* Stated task: Gather, from the data below, each line in which the word "Girls" occurs.

### Records shown

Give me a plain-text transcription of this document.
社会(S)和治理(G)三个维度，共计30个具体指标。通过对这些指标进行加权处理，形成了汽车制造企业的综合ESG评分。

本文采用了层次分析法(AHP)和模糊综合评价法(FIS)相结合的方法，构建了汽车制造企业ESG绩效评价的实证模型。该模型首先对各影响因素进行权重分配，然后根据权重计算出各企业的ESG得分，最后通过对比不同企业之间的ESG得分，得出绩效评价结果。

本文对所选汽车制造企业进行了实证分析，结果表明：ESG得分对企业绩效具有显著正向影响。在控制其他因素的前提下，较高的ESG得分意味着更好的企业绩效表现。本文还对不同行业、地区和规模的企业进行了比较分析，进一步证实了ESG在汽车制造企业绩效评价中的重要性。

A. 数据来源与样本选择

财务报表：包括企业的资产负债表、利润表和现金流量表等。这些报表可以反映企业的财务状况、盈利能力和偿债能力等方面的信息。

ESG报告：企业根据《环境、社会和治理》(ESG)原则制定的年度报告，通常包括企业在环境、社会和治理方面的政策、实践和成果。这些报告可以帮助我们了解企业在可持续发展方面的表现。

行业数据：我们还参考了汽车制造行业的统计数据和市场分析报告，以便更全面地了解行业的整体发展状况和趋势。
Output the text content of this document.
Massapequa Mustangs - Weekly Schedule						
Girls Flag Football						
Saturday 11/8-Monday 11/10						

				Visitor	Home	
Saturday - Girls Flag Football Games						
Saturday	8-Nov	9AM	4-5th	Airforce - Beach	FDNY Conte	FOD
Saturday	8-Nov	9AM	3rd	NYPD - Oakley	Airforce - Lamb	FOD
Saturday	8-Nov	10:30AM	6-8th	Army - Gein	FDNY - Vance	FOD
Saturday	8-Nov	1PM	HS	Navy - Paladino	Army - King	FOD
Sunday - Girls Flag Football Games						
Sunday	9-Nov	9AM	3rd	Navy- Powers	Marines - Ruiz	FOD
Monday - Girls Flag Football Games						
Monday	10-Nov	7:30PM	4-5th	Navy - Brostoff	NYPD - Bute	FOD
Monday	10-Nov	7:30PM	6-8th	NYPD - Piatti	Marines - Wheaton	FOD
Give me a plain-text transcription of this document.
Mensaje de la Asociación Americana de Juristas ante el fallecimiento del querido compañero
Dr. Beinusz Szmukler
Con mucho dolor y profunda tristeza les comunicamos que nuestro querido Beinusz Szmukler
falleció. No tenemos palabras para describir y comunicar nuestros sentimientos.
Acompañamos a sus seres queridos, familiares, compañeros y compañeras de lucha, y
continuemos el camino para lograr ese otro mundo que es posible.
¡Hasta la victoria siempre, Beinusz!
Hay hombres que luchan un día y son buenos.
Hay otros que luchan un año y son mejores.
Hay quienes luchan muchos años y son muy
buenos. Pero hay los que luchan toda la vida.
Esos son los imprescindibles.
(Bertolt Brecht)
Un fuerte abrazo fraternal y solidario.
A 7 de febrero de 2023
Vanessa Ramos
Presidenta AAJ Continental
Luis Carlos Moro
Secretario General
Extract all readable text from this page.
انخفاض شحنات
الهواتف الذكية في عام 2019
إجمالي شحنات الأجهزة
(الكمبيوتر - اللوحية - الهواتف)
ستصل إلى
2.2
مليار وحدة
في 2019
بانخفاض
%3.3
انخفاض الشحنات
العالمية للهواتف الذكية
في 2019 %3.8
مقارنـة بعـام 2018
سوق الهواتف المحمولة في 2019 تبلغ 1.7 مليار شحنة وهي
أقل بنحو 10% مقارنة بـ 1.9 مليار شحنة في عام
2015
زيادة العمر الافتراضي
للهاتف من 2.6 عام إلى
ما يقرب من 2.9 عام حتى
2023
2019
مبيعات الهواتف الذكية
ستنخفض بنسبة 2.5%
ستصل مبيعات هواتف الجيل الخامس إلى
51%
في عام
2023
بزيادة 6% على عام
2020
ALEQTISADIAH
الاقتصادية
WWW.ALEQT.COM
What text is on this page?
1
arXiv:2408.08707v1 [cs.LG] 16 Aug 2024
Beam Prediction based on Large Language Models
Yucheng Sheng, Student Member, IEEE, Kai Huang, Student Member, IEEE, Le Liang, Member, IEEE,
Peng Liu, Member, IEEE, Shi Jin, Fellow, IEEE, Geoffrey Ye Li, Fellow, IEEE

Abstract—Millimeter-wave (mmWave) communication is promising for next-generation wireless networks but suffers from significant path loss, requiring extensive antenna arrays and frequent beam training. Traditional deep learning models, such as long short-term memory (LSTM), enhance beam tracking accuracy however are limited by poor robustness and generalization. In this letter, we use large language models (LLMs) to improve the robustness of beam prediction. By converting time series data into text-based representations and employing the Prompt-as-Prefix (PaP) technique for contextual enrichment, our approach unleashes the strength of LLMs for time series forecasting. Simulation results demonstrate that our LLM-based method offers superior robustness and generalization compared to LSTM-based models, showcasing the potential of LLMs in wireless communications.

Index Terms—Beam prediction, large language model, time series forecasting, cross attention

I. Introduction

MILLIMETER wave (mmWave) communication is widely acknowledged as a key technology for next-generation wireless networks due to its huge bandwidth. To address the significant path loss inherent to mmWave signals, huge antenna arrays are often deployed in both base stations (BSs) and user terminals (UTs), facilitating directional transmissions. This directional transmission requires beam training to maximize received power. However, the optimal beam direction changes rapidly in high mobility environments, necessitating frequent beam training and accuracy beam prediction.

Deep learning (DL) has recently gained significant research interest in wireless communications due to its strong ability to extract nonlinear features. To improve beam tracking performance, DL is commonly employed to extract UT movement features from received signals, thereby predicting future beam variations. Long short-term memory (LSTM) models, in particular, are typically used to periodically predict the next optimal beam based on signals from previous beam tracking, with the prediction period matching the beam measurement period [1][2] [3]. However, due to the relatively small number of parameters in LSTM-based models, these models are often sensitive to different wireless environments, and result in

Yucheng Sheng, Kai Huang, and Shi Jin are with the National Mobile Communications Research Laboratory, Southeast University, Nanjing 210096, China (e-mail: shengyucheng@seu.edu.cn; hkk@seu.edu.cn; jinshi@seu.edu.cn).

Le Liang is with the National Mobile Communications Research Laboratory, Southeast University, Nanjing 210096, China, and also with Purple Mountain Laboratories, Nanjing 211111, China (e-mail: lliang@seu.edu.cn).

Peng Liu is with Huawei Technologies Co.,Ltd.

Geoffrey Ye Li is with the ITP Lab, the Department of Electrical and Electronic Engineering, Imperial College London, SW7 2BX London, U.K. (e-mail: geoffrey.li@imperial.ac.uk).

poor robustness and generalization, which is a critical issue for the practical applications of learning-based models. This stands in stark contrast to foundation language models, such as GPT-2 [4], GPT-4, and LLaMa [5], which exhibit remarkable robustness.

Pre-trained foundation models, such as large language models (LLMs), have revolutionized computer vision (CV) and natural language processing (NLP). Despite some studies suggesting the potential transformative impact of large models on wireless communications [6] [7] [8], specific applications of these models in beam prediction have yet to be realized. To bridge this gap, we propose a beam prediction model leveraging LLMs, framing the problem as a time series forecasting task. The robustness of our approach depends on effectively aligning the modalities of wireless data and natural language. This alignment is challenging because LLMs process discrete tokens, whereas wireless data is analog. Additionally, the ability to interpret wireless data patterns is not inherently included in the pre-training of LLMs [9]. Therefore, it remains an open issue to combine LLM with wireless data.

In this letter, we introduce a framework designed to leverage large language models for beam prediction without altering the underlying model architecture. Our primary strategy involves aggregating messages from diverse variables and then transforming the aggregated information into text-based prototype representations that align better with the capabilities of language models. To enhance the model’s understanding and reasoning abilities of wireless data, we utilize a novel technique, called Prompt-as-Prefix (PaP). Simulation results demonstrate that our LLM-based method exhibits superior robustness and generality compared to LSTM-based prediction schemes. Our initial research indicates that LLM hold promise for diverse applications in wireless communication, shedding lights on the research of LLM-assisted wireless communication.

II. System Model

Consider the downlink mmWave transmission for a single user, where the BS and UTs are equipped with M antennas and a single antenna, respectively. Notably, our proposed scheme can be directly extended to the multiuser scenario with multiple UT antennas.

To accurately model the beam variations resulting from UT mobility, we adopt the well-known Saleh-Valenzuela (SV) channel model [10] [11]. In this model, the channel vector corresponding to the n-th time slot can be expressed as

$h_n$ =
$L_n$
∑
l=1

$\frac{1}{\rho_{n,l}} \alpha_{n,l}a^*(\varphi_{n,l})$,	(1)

######

* Result of this exercise:
Girls Flag Football						
Saturday - Girls Flag Football Games						
Sunday - Girls Flag Football Games						
Monday - Girls Flag Football Games						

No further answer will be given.